#### EXERCISE
Rewrite the lines below as a numbered list, omitting any blank lines.

#### GIVEN DATA
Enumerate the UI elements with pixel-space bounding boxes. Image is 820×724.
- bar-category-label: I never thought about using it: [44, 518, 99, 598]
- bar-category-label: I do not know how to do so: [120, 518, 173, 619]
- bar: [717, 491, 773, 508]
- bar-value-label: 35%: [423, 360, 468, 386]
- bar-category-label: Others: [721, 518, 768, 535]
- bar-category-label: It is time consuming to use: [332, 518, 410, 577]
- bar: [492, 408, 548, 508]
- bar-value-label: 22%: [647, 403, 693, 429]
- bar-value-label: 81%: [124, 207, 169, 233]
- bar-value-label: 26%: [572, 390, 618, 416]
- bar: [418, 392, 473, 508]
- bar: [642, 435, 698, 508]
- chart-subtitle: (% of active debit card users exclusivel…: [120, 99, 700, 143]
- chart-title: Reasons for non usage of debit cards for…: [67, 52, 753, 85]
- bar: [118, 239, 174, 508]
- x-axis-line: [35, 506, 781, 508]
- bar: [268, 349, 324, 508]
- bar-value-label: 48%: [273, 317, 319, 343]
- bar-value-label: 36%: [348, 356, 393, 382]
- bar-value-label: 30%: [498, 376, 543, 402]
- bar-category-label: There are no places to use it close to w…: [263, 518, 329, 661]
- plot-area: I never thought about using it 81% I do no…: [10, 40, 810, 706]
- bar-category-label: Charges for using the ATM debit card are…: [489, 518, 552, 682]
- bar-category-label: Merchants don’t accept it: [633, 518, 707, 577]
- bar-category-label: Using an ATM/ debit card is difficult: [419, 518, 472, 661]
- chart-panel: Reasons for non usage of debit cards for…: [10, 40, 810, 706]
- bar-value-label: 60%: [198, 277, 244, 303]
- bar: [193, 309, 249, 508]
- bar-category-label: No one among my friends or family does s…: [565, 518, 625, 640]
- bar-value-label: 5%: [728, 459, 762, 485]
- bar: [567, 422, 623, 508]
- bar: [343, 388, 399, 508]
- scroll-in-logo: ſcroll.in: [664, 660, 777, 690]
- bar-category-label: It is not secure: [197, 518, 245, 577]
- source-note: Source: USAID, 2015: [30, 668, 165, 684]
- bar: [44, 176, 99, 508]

#### PROBLEM SOLUTION
1. Enumerate the UI elements with pixel-space bounding boxes. Image is 820×724.
2. - bar-category-label: I never thought about using it: [44, 518, 99, 598]
3. - bar-category-label: I do not know how to do so: [120, 518, 173, 619]
4. - bar: [717, 491, 773, 508]
5. - bar-value-label: 35%: [423, 360, 468, 386]
6. - bar-category-label: Others: [721, 518, 768, 535]
7. - bar-category-label: It is time consuming to use: [332, 518, 410, 577]
8. - bar: [492, 408, 548, 508]
9. - bar-value-label: 22%: [647, 403, 693, 429]
10. - bar-value-label: 81%: [124, 207, 169, 233]
11. - bar-value-label: 26%: [572, 390, 618, 416]
12. - bar: [418, 392, 473, 508]
13. - bar: [642, 435, 698, 508]
14. - chart-subtitle: (% of active debit card users exclusivel…: [120, 99, 700, 143]
15. - chart-title: Reasons for non usage of debit cards for…: [67, 52, 753, 85]
16. - bar: [118, 239, 174, 508]
17. - x-axis-line: [35, 506, 781, 508]
18. - bar: [268, 349, 324, 508]
19. - bar-value-label: 48%: [273, 317, 319, 343]
20. - bar-value-label: 36%: [348, 356, 393, 382]
21. - bar-value-label: 30%: [498, 376, 543, 402]
22. - bar-category-label: There are no places to use it close to w…: [263, 518, 329, 661]
23. - plot-area: I never thought about using it 81% I do no…: [10, 40, 810, 706]
24. - bar-category-label: Charges for using the ATM debit card are…: [489, 518, 552, 682]
25. - bar-category-label: Merchants don’t accept it: [633, 518, 707, 577]
26. - bar-category-label: Using an ATM/ debit card is difficult: [419, 518, 472, 661]
27. - chart-panel: Reasons for non usage of debit cards for…: [10, 40, 810, 706]
28. - bar-value-label: 60%: [198, 277, 244, 303]
29. - bar: [193, 309, 249, 508]
30. - bar-category-label: No one among my friends or family does s…: [565, 518, 625, 640]
31. - bar-value-label: 5%: [728, 459, 762, 485]
32. - bar: [567, 422, 623, 508]
33. - bar: [343, 388, 399, 508]
34. - scroll-in-logo: ſcroll.in: [664, 660, 777, 690]
35. - bar-category-label: It is not secure: [197, 518, 245, 577]
36. - source-note: Source: USAID, 2015: [30, 668, 165, 684]
37. - bar: [44, 176, 99, 508]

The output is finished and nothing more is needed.